• DATA FOR THE TASK
════════

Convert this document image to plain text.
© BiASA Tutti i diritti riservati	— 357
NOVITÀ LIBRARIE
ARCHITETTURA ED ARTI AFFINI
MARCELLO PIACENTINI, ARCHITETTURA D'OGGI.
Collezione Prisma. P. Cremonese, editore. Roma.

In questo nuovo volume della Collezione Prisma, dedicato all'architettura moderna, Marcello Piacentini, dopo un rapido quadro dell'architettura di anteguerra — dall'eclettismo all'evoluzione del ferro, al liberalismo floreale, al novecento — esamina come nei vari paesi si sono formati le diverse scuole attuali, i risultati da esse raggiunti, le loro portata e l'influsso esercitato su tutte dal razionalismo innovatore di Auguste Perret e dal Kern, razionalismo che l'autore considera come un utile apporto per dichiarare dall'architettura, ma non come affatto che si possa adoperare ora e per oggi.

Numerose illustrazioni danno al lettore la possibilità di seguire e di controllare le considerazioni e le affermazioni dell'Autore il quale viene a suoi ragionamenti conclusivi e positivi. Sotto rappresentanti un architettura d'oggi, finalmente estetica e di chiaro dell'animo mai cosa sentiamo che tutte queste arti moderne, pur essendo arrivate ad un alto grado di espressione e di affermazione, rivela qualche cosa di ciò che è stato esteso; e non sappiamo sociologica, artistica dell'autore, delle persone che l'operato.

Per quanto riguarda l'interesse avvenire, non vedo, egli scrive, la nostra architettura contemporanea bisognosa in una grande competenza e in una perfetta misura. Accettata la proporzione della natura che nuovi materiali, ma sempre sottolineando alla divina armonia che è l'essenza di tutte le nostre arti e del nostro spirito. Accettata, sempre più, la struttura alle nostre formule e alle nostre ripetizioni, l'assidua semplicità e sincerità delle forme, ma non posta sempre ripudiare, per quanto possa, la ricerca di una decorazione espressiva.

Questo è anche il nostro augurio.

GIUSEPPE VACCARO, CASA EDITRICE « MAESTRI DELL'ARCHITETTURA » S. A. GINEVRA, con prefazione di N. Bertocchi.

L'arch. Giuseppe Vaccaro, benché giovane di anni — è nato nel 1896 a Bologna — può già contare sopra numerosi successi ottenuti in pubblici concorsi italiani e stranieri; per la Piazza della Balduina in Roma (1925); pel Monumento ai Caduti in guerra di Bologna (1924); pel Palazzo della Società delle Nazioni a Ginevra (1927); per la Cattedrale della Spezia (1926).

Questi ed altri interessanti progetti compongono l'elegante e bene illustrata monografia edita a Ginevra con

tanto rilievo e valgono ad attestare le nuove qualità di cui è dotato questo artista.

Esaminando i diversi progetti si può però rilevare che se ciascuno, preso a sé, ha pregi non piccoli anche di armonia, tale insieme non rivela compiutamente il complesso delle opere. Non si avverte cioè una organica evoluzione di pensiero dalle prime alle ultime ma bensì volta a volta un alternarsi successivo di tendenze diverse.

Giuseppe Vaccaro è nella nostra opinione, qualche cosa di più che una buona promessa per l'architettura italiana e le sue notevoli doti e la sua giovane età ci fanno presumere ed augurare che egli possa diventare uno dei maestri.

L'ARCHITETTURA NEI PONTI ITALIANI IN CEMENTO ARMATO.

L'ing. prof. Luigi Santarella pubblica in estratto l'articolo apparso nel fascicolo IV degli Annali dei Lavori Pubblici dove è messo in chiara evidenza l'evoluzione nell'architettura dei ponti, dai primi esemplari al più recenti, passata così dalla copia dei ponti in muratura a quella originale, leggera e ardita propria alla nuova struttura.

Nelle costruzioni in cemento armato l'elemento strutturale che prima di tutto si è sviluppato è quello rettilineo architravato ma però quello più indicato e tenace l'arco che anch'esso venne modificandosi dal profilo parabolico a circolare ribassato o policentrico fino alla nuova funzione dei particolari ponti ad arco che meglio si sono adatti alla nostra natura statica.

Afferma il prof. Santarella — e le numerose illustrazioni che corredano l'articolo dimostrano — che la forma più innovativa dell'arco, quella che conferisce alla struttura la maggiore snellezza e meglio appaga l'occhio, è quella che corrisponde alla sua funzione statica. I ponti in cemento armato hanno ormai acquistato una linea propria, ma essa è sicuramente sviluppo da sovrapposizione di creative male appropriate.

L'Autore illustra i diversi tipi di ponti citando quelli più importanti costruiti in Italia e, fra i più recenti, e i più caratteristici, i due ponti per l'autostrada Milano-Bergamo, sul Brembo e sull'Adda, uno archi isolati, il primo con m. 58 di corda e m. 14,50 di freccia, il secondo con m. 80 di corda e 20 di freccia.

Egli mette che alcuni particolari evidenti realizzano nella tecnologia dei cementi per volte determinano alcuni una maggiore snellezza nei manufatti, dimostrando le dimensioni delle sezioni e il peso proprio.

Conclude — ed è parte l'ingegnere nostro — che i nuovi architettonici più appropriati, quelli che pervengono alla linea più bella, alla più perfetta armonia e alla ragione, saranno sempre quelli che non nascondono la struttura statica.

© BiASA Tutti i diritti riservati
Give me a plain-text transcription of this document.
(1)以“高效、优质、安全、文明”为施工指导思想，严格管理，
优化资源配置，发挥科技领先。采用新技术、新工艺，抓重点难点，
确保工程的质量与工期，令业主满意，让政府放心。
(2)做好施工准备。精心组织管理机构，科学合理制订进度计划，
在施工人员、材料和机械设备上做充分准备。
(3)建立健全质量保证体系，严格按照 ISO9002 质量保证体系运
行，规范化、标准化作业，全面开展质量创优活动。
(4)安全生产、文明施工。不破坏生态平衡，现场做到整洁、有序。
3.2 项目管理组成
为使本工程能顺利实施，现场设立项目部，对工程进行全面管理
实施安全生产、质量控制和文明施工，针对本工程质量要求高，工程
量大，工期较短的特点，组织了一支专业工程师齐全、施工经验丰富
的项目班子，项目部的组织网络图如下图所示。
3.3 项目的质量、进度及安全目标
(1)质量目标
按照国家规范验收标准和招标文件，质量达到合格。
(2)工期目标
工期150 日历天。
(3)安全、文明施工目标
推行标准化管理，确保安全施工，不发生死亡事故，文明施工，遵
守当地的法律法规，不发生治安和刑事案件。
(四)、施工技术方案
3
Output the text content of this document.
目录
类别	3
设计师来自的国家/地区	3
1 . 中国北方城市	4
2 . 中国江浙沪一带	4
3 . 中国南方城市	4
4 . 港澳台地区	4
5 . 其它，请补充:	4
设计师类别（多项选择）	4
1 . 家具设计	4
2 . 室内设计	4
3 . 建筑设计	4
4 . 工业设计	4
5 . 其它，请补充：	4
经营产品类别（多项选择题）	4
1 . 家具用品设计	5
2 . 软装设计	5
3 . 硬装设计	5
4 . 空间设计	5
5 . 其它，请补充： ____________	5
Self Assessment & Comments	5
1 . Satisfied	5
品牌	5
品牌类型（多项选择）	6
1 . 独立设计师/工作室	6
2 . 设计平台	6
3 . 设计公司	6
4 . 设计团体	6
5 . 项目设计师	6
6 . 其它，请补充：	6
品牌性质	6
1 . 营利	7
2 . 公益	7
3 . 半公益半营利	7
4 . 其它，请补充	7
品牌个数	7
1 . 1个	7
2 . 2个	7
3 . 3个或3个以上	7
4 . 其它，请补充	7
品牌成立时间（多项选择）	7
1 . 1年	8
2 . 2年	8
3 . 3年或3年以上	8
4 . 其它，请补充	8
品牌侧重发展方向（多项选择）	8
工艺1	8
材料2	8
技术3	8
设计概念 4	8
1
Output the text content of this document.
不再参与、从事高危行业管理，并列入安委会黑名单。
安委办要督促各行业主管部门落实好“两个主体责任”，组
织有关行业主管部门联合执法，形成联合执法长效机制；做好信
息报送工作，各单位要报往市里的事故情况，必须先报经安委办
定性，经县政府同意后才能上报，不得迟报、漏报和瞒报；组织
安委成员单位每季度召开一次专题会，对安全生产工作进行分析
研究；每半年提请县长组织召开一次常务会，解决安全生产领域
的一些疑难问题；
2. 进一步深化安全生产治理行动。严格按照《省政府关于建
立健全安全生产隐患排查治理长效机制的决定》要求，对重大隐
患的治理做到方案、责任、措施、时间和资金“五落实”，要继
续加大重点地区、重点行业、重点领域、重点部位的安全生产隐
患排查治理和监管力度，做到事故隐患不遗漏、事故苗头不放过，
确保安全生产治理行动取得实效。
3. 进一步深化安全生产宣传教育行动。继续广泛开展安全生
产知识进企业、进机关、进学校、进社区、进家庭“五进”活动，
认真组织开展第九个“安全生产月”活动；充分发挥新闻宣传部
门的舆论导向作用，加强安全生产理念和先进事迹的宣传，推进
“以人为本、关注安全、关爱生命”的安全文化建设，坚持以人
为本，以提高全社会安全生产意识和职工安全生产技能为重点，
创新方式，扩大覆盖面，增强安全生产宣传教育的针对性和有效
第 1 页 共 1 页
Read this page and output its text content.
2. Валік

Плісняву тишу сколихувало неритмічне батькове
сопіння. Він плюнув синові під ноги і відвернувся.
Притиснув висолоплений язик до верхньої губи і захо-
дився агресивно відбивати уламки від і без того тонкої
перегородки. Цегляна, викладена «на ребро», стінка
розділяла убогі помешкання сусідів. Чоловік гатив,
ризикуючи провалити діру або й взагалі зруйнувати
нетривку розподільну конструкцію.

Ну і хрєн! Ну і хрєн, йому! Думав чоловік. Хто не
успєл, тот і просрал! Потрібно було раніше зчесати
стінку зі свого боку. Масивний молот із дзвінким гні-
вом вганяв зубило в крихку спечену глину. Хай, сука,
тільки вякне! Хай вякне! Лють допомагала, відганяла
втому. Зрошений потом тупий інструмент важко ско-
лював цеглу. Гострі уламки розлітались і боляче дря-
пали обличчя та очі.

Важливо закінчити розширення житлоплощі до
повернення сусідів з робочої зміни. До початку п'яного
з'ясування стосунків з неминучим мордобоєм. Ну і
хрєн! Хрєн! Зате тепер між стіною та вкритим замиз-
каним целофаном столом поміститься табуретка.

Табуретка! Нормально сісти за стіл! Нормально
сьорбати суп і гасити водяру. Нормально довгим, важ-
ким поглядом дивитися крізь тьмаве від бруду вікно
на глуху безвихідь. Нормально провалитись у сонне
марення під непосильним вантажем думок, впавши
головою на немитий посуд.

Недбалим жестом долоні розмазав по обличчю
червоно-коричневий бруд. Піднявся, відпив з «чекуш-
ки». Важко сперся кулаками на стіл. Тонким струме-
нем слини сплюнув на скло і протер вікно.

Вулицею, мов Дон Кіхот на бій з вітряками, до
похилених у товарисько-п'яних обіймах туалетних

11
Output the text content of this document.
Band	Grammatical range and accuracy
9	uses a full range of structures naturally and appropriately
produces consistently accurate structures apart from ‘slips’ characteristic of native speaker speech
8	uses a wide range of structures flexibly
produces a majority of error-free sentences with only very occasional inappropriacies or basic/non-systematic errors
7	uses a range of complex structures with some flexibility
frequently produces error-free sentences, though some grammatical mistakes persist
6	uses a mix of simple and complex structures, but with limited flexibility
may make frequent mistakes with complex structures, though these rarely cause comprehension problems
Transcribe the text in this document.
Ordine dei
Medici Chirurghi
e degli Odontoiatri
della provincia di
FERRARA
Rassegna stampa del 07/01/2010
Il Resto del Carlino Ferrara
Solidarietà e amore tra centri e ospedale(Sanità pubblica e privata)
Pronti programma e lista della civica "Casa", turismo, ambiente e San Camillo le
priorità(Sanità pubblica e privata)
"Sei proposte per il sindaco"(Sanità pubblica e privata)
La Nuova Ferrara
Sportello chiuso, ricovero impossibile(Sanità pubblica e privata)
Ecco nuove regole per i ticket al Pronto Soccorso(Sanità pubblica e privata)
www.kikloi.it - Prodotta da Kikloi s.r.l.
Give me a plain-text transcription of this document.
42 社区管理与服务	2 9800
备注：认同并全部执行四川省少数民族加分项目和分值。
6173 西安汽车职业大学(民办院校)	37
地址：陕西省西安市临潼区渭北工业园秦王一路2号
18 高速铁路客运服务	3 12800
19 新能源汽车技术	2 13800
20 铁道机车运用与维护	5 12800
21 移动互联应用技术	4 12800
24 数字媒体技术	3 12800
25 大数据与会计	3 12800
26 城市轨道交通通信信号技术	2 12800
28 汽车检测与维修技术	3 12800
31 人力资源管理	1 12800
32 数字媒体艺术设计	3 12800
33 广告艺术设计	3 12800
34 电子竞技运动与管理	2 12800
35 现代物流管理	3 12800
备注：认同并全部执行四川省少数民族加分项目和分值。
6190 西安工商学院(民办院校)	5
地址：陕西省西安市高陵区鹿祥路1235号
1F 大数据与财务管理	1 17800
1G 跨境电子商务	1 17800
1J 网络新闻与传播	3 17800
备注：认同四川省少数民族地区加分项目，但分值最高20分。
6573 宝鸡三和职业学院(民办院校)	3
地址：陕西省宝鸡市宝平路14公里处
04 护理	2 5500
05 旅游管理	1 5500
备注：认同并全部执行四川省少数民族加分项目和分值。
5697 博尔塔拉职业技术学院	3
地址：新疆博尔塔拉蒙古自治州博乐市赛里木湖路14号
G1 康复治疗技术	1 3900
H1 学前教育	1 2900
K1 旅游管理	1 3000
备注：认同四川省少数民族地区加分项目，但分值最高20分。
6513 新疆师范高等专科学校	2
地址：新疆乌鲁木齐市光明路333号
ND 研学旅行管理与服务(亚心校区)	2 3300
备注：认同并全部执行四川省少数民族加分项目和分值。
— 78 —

════════

• YOUR INSTRUCTIONS
Across the records, count the lines holding the string "qualche". Give the number and stop.

• RESPONSE FOR THIS EXERCISE
2